┌─ Entries provided
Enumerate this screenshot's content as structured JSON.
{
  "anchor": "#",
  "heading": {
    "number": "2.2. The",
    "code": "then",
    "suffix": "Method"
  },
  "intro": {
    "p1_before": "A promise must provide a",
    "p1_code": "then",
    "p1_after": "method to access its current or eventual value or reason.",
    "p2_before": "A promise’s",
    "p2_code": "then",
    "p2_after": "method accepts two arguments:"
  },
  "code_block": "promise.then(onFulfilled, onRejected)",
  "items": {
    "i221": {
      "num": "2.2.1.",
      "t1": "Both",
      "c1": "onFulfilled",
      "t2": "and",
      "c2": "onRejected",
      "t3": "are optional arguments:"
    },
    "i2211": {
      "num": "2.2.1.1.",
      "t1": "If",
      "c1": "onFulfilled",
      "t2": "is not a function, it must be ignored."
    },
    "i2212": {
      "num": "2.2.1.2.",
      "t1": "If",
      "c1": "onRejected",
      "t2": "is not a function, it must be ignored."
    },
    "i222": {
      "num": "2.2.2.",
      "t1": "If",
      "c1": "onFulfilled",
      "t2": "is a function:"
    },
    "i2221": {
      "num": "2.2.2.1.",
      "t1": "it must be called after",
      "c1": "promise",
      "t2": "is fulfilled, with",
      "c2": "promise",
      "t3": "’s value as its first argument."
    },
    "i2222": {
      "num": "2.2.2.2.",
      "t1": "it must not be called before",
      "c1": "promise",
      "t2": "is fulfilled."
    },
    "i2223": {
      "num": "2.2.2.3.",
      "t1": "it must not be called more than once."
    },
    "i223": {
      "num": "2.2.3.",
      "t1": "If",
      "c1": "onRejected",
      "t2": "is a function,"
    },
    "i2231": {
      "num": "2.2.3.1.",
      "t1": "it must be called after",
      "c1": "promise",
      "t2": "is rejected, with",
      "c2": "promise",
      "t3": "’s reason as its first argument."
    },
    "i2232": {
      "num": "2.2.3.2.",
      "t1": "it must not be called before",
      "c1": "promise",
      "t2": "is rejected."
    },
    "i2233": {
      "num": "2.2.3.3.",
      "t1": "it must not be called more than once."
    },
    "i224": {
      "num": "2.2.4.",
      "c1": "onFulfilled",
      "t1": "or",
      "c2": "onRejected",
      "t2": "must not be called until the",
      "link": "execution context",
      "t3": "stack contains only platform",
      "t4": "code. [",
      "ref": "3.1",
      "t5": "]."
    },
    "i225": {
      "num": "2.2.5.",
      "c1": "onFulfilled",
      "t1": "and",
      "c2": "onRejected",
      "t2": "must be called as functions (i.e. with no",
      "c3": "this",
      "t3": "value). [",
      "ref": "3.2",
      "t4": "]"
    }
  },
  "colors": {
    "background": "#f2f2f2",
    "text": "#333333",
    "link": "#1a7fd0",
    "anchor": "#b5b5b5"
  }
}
└─
§ What you are asked to do
How many of the lines above contain the string "with"? Give the number only.

§ Written solution
3